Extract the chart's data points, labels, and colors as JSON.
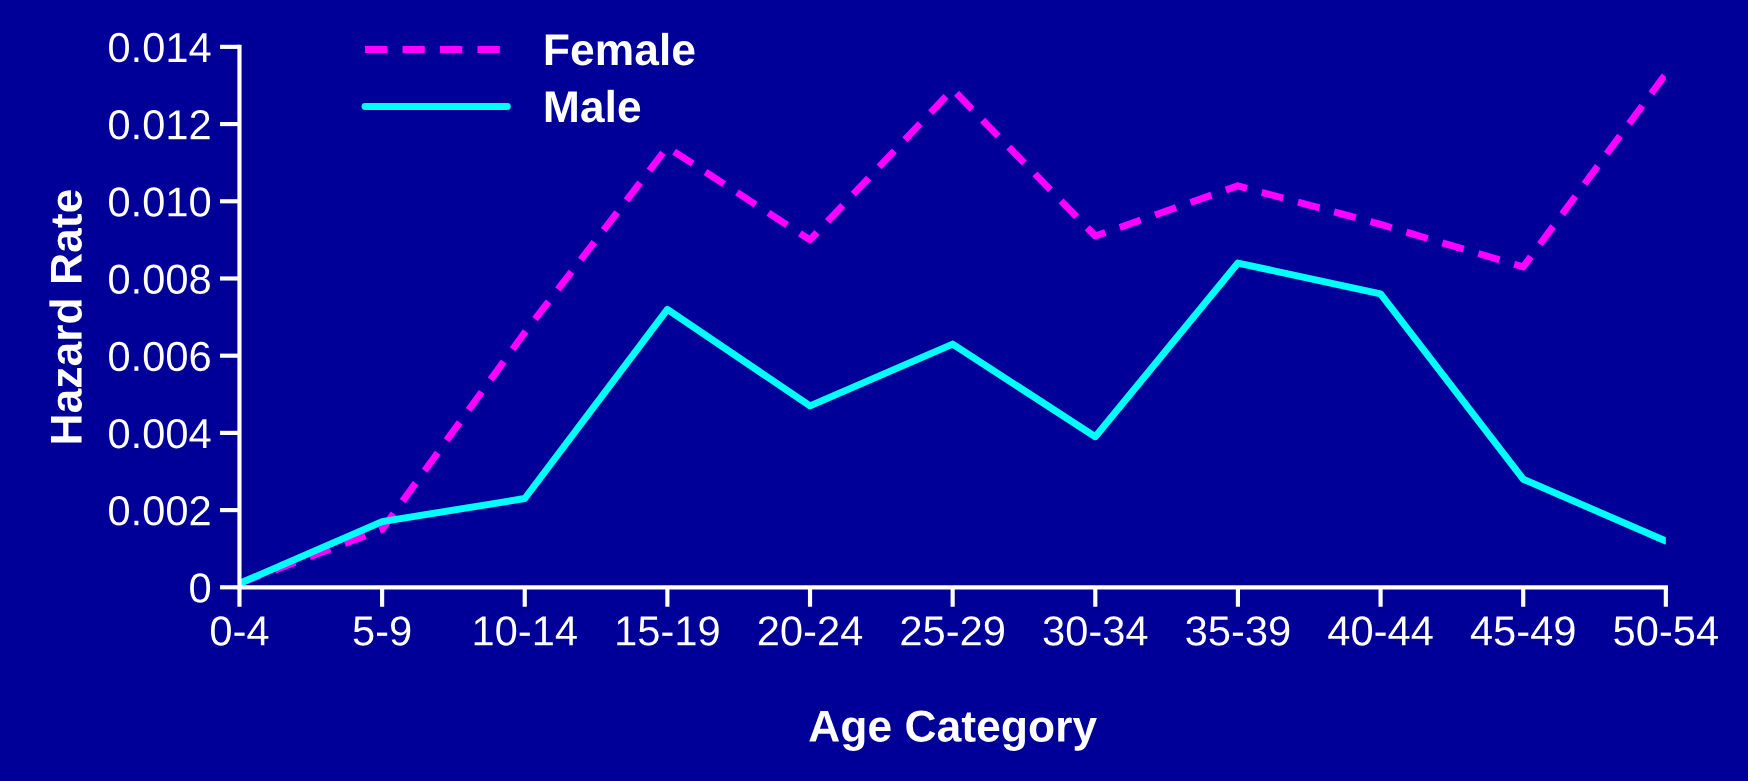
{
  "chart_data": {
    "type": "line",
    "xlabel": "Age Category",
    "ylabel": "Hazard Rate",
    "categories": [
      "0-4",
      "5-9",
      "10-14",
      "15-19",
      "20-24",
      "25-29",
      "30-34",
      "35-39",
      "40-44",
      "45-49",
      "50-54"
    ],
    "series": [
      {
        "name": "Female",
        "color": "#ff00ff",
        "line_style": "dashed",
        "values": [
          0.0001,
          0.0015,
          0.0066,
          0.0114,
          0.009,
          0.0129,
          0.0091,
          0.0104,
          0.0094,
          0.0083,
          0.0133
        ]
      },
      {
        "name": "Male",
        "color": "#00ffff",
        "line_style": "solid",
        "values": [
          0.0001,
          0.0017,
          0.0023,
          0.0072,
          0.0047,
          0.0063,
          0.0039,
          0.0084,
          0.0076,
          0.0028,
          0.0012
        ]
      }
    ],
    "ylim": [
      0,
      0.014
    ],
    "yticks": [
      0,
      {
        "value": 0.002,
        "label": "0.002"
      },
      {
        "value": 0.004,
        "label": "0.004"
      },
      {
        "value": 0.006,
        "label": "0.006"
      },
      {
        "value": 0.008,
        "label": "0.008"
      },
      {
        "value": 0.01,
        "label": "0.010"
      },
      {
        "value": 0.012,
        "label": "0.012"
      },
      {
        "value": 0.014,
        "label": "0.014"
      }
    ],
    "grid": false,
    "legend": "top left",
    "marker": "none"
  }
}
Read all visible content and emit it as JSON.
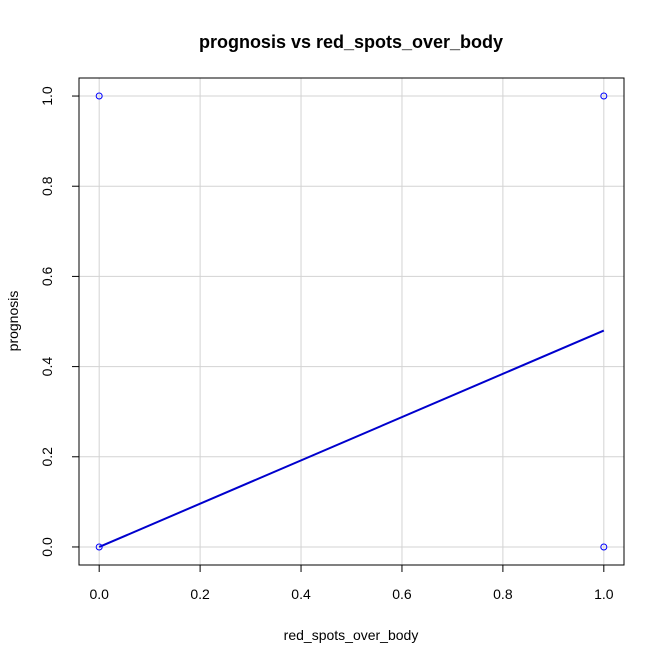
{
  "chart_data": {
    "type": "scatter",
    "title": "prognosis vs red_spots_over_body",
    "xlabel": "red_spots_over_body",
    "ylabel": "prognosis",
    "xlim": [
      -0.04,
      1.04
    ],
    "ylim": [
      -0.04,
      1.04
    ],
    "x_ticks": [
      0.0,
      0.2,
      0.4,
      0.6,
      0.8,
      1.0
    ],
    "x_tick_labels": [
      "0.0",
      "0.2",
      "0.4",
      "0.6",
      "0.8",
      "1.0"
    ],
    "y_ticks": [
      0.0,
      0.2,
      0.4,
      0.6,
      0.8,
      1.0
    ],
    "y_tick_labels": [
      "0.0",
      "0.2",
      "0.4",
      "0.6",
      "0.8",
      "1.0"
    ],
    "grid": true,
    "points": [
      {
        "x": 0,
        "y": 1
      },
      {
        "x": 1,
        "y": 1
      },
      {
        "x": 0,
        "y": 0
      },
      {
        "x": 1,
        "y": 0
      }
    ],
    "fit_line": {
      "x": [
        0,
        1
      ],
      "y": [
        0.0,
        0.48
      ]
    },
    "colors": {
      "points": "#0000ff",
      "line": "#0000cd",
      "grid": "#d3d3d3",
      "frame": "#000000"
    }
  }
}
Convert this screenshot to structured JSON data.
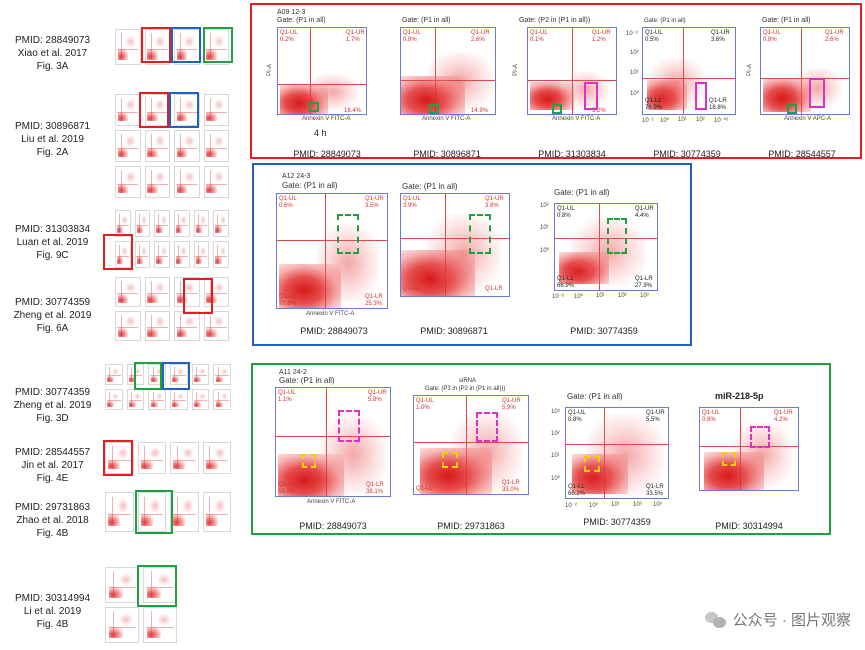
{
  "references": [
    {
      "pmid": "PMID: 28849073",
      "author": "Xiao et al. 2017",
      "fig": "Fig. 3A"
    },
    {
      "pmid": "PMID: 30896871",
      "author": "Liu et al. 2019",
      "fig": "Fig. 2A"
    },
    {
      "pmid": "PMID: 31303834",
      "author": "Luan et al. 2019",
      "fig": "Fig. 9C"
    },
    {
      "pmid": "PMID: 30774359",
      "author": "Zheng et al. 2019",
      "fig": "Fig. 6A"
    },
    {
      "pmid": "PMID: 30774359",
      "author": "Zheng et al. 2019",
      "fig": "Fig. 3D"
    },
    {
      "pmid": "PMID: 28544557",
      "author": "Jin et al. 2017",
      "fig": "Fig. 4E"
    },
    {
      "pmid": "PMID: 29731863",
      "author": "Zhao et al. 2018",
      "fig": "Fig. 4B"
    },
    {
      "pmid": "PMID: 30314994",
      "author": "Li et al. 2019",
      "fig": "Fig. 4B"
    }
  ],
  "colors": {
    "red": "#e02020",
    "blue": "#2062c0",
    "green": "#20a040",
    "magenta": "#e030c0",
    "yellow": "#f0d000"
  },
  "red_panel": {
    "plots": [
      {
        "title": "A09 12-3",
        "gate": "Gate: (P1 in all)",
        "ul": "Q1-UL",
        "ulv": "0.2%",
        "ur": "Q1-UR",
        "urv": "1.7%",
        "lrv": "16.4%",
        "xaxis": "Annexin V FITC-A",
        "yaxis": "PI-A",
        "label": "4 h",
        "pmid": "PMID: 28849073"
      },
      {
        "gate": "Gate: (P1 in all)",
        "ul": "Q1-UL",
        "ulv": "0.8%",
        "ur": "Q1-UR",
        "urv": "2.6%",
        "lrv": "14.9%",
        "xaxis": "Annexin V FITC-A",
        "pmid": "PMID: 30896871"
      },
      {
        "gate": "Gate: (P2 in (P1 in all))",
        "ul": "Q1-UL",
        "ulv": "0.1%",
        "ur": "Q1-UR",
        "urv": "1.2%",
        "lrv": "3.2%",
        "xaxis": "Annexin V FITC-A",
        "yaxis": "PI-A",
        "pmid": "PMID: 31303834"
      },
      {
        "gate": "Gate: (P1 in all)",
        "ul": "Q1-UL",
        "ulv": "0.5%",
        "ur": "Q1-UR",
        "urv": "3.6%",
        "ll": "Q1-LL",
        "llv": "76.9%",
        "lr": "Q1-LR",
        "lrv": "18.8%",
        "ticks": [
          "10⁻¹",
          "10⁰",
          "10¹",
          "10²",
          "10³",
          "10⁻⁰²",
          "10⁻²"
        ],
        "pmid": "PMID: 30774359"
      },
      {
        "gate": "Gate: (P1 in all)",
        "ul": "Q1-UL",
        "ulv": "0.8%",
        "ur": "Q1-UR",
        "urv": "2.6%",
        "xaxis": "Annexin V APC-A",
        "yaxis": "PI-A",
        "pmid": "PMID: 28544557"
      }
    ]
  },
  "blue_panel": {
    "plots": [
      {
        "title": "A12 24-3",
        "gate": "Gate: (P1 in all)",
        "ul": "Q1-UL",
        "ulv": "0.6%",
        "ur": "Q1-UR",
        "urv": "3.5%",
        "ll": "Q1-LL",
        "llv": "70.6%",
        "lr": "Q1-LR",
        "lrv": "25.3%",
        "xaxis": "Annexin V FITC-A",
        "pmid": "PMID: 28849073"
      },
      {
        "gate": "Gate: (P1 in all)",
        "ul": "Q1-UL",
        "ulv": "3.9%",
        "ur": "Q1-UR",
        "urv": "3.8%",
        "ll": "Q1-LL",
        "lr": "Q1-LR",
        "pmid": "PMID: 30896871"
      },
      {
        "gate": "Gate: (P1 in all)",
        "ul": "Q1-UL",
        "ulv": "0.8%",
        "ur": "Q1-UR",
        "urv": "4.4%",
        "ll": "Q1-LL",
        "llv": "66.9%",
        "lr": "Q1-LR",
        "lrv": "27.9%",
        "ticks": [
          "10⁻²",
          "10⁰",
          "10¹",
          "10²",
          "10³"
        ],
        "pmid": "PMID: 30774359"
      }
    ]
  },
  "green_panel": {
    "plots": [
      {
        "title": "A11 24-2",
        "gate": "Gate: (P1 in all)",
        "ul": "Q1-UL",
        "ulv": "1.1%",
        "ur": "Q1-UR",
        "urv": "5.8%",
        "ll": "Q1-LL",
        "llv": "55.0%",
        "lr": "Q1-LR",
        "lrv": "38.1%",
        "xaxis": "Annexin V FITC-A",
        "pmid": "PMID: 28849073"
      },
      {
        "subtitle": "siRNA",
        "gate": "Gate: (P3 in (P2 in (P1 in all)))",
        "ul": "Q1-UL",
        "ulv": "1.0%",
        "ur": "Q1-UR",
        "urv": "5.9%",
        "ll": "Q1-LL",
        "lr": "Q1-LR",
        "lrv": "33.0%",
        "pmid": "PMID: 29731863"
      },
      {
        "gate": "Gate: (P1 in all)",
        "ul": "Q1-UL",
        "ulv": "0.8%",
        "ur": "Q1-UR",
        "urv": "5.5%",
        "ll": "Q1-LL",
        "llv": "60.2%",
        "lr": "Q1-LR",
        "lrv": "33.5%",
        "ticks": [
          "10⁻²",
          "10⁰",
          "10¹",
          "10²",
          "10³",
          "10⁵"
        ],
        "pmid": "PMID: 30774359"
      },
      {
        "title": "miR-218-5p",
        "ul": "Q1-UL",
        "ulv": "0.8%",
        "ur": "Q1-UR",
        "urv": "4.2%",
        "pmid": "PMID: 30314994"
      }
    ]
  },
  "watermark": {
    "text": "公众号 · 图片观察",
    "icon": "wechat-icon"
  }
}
════════
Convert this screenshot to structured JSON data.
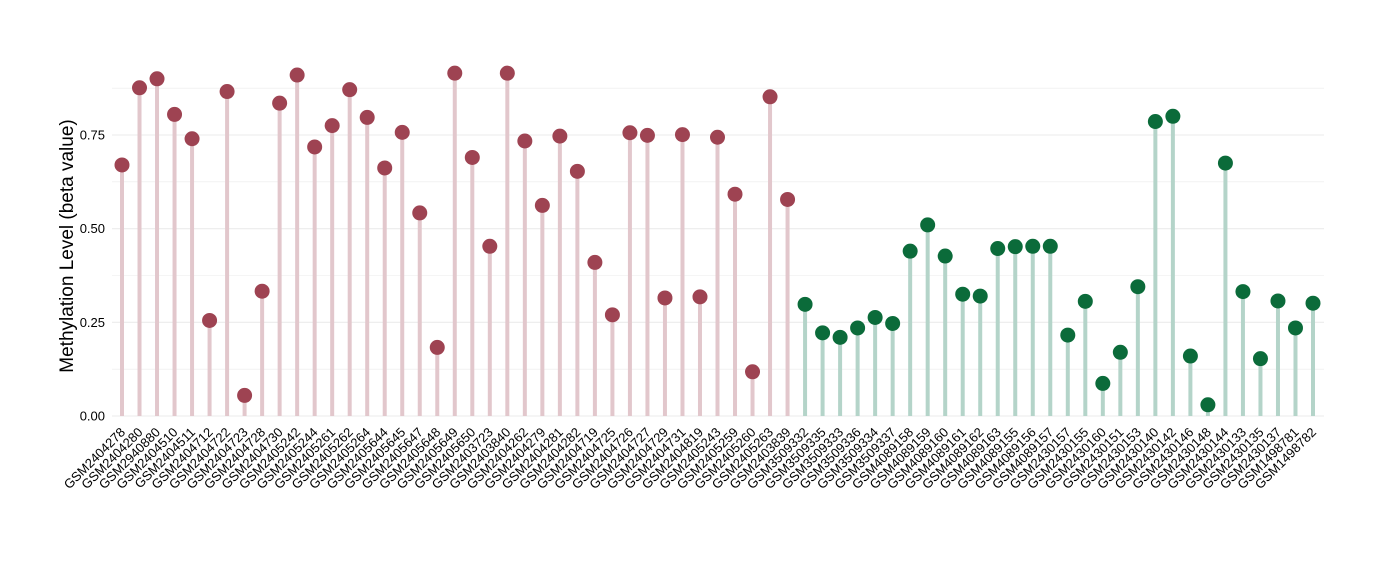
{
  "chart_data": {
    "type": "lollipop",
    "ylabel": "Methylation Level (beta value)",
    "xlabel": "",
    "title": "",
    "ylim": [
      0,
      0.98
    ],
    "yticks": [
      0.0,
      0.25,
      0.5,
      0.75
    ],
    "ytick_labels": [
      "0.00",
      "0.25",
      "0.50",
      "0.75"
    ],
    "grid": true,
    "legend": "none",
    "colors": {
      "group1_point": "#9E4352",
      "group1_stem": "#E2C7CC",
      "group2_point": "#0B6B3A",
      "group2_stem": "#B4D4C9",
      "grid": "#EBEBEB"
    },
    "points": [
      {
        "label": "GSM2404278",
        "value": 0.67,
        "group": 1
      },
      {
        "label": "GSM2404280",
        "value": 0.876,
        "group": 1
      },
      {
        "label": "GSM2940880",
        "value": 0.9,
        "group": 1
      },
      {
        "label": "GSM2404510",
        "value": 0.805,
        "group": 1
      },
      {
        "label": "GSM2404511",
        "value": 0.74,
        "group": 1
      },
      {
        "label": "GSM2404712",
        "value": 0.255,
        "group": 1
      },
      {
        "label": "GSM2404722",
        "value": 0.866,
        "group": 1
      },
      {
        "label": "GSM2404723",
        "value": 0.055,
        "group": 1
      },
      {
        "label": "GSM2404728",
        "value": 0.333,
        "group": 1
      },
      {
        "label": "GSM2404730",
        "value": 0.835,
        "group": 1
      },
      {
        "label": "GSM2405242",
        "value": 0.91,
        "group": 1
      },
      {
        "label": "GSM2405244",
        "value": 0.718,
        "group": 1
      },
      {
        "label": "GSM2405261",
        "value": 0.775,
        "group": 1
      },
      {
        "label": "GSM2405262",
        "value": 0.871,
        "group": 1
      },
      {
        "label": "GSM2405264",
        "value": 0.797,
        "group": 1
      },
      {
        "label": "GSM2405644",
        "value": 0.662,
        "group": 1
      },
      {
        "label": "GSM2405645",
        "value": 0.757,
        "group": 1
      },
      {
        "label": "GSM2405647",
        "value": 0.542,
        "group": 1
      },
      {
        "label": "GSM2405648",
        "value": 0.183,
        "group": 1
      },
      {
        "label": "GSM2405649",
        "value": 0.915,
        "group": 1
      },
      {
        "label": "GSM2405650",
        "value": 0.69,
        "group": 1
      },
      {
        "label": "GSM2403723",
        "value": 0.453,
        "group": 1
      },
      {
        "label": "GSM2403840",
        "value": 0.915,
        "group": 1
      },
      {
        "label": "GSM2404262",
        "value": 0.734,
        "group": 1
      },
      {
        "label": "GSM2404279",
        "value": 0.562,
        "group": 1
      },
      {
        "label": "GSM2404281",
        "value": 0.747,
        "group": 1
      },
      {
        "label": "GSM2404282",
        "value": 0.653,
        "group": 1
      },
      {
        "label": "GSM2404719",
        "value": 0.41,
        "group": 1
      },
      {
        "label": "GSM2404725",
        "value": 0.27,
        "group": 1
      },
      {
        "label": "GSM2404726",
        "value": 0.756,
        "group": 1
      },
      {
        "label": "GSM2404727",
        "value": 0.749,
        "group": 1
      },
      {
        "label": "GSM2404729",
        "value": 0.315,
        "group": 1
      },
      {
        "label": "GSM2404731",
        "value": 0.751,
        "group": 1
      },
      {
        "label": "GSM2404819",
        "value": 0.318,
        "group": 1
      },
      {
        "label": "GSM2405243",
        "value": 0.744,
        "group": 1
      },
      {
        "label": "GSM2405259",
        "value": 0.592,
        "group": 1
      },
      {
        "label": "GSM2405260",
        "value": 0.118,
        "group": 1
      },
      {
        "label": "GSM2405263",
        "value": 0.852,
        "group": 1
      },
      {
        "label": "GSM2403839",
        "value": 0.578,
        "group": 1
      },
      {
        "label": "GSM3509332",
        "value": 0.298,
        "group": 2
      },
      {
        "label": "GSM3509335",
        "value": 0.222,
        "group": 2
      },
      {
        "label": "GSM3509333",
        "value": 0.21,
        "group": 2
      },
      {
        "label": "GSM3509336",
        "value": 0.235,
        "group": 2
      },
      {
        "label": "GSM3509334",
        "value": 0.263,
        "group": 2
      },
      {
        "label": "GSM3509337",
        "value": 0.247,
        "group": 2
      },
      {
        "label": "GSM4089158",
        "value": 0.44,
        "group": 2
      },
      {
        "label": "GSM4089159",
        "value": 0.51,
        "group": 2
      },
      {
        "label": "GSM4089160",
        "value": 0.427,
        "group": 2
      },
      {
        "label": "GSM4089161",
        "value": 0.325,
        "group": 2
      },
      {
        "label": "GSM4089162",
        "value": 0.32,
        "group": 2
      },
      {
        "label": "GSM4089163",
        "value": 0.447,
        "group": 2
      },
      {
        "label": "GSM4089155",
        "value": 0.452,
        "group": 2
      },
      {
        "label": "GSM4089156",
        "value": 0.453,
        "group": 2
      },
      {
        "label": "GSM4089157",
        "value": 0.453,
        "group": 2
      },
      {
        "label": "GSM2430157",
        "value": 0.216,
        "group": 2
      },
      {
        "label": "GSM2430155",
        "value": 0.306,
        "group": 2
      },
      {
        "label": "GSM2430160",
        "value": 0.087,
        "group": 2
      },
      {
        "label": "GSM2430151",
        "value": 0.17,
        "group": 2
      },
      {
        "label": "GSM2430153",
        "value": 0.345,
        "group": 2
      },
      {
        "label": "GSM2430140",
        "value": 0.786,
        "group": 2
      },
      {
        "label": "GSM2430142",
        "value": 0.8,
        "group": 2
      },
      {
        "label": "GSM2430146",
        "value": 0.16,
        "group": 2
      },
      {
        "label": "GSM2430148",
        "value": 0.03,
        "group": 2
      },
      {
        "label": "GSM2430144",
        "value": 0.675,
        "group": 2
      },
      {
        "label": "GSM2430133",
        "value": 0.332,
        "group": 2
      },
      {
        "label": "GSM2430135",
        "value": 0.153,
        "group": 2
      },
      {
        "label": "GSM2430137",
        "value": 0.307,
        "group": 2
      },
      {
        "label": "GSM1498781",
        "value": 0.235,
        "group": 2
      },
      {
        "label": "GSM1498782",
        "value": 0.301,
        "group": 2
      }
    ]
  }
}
════════
• _Set problem_
From the data above, copy each line that has the string "xlabel".

• _Response to this exercise_
    "xlabel": "Age Category",
    "xlabel": "red_spots_over_body",
    "xlabel": "",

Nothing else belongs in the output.